** START Dataset rows **
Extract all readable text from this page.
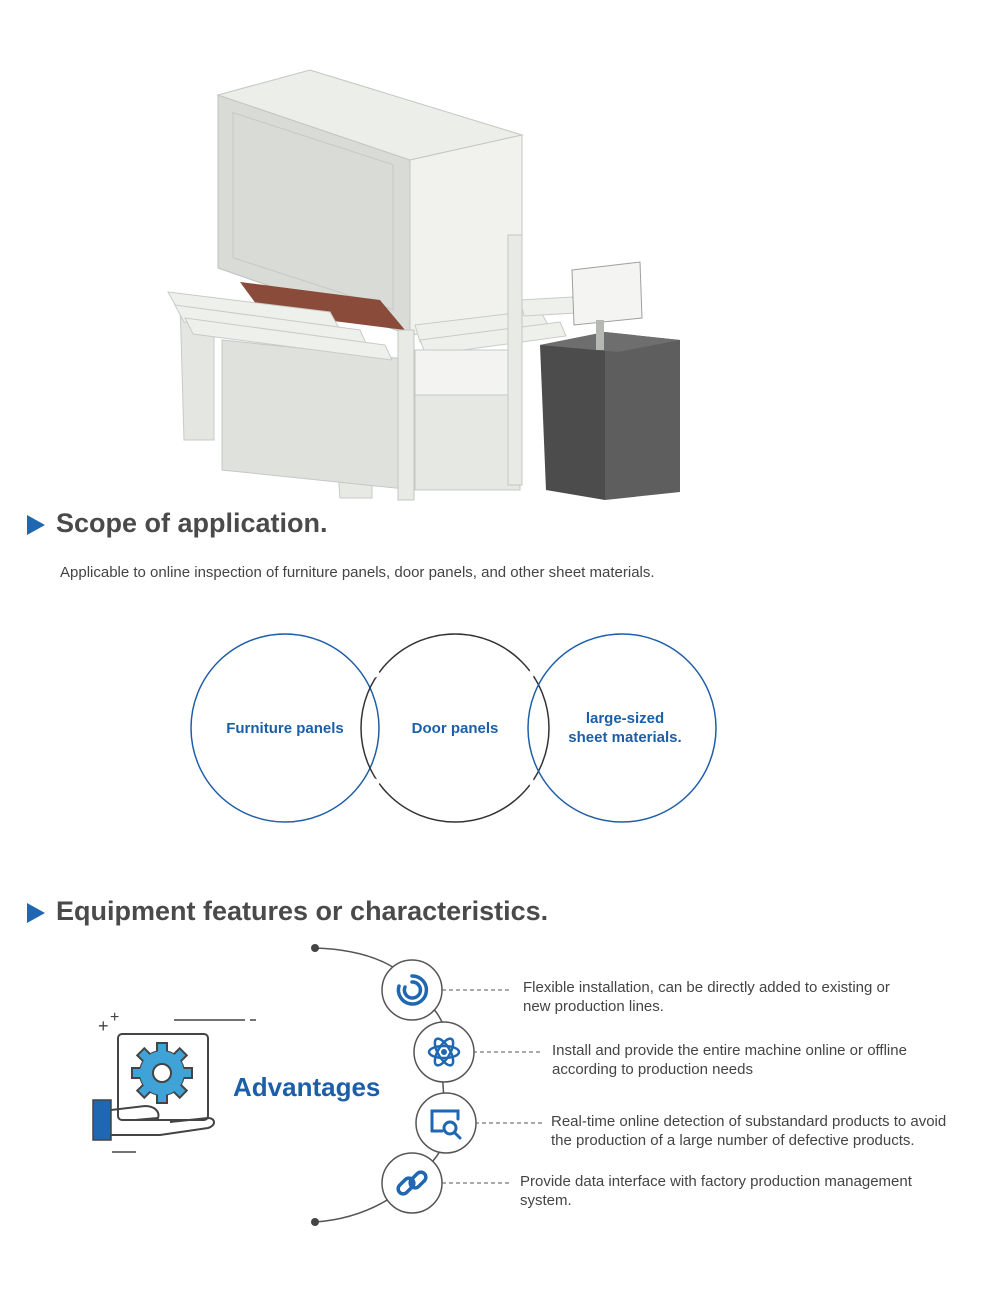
Scope of application.
Applicable to online inspection of furniture panels, door panels, and other sheet materials.
Furniture panels	Door panels
large-sized
sheet materials.
Equipment features or characteristics.
+ +
Advantages
Flexible installation, can be directly added to existing or
new production lines.
Install and provide the entire machine online or offline
according to production needs
Real-time online detection of substandard products to avoid
the production of a large number of defective products.
Provide data interface with factory production management
system.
** END Dataset rows **
Do this: Pictures excluded, quote all the data above exactly.

Response to the exercise:
Extract all readable text from this page.
Scope of application.
Applicable to online inspection of furniture panels, door panels, and other sheet materials.
Furniture panels	Door panels
large-sized
sheet materials.
Equipment features or characteristics.
+ +
Advantages
Flexible installation, can be directly added to existing or
new production lines.
Install and provide the entire machine online or offline
according to production needs
Real-time online detection of substandard products to avoid
the production of a large number of defective products.
Provide data interface with factory production management
system.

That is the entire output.